Task: Please pick out every line below that contains the string "series" and copy each one.

Source records:
····················
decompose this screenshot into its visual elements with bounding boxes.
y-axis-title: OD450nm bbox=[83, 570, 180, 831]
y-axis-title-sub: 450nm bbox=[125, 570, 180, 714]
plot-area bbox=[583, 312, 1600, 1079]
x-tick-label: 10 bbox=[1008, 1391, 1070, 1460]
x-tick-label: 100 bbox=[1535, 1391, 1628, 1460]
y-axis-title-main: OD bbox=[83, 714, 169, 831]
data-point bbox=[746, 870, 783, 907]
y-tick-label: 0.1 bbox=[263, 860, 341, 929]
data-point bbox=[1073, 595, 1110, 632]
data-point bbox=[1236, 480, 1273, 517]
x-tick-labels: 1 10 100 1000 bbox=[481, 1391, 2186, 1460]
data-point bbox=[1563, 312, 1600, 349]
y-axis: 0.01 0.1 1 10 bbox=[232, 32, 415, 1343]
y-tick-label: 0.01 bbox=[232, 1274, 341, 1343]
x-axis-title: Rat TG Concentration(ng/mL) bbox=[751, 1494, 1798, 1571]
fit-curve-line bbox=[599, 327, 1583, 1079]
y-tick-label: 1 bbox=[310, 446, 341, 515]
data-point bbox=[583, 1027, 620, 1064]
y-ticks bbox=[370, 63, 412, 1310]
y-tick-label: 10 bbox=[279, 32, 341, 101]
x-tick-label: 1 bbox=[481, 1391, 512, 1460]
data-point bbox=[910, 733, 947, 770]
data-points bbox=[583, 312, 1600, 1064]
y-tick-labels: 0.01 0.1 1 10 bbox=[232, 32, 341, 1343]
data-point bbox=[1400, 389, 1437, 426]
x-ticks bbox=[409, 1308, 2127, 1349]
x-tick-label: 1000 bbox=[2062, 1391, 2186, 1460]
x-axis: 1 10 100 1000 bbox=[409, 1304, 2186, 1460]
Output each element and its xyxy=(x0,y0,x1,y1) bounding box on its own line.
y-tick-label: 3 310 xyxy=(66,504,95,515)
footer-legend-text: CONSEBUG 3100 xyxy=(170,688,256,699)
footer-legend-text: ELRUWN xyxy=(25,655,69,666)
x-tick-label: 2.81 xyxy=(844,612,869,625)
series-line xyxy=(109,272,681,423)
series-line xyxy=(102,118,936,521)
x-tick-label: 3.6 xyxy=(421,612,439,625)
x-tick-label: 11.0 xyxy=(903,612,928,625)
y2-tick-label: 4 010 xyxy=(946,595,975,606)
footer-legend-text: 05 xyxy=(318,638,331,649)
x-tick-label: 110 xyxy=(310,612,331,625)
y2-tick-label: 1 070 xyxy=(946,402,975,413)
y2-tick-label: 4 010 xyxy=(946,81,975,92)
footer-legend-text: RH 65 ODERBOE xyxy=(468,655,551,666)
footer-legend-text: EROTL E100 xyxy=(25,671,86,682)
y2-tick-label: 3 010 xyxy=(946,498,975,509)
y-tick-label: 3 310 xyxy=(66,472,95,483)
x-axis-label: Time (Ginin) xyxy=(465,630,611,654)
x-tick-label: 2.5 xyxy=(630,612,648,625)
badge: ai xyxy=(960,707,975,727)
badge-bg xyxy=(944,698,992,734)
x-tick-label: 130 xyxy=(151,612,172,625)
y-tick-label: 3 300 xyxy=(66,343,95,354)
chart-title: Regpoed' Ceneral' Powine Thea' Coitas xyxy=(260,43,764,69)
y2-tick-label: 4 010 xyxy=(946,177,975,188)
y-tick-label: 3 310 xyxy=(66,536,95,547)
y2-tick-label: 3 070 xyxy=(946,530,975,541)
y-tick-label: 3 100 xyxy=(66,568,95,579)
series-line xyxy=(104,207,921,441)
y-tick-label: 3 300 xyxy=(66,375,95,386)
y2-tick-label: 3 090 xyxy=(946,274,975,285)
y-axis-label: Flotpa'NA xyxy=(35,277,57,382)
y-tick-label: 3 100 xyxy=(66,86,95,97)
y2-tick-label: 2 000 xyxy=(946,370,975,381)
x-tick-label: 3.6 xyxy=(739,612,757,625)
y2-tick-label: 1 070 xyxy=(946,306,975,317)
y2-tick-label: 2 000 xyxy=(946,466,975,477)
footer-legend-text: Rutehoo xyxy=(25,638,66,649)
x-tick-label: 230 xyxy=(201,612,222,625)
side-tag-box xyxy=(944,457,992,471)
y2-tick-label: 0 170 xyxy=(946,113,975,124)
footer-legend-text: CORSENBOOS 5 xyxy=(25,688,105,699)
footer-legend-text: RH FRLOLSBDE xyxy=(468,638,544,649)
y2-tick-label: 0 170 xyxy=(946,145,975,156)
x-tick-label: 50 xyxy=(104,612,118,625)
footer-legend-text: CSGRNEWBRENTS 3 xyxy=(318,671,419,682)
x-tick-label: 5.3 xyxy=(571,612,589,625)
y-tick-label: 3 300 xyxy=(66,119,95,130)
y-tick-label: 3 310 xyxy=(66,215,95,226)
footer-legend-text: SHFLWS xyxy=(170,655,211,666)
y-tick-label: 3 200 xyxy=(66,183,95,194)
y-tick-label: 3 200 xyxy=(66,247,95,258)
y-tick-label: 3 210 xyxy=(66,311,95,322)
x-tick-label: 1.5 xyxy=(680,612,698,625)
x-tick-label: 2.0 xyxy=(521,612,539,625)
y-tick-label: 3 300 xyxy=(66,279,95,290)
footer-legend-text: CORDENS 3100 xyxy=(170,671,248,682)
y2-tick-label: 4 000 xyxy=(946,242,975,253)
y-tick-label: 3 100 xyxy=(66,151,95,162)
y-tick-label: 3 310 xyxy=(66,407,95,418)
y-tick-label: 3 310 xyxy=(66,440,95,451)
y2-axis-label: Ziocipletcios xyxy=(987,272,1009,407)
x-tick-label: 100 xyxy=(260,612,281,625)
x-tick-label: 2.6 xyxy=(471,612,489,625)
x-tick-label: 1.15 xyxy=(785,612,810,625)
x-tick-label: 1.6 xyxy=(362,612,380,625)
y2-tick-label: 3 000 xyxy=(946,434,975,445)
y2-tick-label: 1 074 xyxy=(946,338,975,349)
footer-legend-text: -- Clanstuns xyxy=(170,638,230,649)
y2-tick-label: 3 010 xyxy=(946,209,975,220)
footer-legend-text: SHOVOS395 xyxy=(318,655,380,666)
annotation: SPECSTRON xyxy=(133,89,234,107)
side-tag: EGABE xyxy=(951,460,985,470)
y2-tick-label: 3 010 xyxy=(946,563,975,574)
····················
Correct output:
series-line xyxy=(109,272,681,423)
series-line xyxy=(102,118,936,521)
series-line xyxy=(104,207,921,441)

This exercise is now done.